■ **Record set**:
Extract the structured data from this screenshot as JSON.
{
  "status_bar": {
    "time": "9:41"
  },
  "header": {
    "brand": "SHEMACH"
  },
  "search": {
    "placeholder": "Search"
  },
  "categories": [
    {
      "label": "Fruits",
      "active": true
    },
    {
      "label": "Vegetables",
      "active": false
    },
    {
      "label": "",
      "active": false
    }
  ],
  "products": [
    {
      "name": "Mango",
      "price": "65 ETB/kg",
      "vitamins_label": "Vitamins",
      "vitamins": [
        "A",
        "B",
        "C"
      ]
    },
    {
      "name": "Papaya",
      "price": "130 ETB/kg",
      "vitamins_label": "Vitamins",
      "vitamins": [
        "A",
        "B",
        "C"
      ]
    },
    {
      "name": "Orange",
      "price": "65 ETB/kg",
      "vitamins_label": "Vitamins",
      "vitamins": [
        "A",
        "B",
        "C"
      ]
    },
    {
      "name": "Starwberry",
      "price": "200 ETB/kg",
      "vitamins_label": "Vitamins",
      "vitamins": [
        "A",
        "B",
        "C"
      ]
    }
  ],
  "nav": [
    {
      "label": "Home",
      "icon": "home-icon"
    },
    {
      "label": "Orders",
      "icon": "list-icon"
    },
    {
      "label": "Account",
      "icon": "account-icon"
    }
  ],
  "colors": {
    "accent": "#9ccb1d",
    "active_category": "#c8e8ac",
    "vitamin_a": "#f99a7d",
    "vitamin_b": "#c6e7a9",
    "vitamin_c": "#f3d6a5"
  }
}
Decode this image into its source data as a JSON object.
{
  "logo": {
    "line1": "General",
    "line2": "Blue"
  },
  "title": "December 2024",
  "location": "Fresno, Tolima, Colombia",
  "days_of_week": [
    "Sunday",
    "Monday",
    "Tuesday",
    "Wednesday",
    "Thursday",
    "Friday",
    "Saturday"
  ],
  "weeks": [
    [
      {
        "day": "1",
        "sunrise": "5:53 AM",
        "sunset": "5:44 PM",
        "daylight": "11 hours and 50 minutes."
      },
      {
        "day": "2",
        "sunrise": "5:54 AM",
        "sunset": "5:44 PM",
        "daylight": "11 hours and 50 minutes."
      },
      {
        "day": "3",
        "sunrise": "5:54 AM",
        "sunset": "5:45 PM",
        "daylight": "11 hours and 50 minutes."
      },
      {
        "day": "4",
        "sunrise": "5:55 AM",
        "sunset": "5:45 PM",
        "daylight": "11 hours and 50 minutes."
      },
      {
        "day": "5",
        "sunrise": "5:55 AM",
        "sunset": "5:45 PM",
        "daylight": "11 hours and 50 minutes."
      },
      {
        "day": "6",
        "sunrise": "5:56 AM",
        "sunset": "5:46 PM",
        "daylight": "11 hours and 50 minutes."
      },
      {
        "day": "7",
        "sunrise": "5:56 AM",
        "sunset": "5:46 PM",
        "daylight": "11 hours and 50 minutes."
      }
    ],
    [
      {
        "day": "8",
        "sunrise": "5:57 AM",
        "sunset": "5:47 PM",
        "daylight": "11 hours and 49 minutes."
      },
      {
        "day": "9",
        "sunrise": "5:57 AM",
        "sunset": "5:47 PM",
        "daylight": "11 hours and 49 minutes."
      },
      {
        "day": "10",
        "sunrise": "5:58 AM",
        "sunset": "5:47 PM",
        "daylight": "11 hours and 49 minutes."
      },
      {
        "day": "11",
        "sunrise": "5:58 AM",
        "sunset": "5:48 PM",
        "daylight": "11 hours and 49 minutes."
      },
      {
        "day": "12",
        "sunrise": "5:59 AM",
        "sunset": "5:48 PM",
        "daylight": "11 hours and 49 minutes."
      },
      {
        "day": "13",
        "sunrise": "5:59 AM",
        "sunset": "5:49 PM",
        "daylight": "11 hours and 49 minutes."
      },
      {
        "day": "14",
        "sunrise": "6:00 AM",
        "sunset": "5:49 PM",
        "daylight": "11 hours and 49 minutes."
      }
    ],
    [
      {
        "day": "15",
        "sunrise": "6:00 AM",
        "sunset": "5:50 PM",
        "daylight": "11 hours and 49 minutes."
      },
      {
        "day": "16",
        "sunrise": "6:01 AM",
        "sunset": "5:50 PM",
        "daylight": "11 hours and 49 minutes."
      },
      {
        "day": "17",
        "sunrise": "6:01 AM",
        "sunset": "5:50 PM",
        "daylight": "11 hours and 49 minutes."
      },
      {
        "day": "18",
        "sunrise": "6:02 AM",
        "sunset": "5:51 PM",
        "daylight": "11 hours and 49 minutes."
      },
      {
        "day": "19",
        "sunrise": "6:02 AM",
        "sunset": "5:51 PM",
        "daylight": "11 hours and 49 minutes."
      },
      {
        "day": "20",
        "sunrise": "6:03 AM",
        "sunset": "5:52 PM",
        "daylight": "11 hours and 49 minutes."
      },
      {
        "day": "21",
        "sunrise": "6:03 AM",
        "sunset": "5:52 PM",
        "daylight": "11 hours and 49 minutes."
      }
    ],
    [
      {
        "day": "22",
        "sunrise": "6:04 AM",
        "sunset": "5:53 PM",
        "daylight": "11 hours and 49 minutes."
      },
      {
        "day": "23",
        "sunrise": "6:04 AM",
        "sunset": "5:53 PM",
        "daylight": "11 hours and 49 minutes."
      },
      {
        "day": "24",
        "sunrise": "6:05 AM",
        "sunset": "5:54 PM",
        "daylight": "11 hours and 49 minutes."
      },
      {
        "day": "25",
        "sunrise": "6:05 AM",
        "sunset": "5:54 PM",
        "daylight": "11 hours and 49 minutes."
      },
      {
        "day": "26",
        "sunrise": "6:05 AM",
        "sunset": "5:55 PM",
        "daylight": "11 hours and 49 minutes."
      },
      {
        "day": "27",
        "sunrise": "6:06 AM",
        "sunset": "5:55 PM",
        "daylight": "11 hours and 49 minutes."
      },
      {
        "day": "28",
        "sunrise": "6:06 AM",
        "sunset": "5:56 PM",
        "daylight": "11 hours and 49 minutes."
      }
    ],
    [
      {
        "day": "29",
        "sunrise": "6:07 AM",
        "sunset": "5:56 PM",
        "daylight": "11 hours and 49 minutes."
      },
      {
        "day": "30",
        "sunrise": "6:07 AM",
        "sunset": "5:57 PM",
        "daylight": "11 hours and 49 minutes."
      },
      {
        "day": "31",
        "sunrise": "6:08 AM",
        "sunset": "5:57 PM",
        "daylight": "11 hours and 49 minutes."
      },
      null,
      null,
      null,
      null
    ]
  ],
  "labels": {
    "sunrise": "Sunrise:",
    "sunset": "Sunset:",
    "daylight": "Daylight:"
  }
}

■ **Work required**: Pull out every line of the records that includes the string "name".

■ **Output of the task**:
      "name": "Mango",
      "name": "Papaya",
      "name": "Orange",
      "name": "Starwberry",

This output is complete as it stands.